• Task to complete: Pull every line holding the word "carbohydrate" from the data below and copy it.

• Study material:
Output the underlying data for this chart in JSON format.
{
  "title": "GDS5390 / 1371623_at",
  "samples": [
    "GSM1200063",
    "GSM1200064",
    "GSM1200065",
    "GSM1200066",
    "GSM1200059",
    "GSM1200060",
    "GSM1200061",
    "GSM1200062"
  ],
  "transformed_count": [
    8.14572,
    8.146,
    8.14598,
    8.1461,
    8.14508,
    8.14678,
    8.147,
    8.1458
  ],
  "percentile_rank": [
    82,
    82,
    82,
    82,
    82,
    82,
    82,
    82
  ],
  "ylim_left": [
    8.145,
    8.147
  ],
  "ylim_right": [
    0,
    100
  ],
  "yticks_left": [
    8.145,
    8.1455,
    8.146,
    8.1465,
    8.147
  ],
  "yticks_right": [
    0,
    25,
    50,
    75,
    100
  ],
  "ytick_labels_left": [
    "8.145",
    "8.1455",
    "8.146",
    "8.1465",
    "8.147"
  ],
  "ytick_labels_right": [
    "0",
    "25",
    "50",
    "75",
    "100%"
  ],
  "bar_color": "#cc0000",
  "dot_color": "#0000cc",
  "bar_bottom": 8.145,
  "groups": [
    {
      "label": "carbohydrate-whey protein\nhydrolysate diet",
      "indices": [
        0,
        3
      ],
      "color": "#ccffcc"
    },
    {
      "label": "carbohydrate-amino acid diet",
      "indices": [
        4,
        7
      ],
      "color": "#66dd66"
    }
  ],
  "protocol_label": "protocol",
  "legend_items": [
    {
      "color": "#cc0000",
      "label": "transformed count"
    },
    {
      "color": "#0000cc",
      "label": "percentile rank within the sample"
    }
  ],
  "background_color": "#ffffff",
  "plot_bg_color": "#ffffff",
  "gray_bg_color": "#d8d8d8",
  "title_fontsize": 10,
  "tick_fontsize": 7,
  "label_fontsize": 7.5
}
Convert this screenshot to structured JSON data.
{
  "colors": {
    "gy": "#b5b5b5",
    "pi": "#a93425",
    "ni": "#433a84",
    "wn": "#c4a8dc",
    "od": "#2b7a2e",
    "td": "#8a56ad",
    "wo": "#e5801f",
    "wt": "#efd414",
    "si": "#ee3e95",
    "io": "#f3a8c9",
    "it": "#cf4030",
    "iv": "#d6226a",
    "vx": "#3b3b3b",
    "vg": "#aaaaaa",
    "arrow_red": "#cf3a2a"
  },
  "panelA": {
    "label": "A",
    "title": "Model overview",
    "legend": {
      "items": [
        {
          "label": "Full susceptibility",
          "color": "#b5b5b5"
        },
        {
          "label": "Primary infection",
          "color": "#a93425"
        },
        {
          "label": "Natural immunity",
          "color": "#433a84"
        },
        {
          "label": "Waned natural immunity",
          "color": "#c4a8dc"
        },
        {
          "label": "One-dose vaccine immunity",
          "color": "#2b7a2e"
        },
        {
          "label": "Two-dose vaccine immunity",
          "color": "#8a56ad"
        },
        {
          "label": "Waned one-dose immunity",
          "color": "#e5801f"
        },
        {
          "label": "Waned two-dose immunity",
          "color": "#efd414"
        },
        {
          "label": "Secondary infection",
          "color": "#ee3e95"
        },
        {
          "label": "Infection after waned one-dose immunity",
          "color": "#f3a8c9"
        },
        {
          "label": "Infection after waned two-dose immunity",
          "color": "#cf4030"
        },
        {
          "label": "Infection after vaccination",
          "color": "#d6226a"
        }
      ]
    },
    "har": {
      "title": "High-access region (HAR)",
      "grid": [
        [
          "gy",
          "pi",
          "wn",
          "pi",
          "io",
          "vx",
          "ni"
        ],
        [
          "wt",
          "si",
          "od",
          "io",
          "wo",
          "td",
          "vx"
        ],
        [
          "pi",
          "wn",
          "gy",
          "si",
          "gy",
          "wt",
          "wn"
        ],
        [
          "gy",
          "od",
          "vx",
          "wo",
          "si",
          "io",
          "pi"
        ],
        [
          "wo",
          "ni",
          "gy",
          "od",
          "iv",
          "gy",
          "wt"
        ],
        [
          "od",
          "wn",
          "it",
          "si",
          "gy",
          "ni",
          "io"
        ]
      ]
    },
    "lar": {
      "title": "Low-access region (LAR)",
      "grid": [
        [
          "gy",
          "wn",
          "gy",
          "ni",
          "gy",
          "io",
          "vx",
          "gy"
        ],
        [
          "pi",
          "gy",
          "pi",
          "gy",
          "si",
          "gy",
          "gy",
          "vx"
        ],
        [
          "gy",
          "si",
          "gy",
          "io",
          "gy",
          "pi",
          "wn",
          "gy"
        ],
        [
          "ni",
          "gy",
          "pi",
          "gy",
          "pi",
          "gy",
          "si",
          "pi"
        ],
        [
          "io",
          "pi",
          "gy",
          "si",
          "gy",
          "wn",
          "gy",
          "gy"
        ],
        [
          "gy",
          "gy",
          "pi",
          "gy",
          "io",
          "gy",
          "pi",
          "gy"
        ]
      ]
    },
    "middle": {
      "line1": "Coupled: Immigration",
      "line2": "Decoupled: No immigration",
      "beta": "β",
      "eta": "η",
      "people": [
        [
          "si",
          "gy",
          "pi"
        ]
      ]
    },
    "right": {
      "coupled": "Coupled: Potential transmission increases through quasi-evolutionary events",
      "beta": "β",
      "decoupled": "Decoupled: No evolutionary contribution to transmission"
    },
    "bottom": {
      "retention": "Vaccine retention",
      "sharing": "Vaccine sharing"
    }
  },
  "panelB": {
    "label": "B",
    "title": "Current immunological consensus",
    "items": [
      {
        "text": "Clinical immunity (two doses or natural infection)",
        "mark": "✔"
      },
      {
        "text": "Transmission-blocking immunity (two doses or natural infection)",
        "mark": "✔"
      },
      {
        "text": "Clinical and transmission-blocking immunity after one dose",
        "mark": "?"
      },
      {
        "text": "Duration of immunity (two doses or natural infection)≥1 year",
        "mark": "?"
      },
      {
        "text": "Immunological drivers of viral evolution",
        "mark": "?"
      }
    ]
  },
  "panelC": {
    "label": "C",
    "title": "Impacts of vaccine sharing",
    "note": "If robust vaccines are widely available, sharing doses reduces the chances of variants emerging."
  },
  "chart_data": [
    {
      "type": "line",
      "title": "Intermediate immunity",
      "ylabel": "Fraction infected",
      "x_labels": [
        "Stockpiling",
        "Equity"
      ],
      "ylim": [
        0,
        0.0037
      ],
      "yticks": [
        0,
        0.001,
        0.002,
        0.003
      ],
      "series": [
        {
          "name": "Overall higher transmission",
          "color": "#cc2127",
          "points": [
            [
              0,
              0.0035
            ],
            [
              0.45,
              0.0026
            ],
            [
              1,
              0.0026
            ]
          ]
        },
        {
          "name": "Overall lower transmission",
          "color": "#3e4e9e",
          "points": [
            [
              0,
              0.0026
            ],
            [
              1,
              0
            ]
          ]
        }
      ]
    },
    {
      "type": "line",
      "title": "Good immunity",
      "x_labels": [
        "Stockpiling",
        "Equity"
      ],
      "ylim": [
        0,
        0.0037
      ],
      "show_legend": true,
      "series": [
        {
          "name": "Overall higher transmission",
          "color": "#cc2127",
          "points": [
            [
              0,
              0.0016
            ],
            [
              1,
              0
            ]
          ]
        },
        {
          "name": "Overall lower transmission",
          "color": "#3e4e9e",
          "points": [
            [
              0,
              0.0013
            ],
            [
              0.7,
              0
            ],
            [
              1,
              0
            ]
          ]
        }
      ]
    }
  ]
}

• Completed exercise:
      "label": "carbohydrate-whey protein\nhydrolysate diet",
      "label": "carbohydrate-amino acid diet",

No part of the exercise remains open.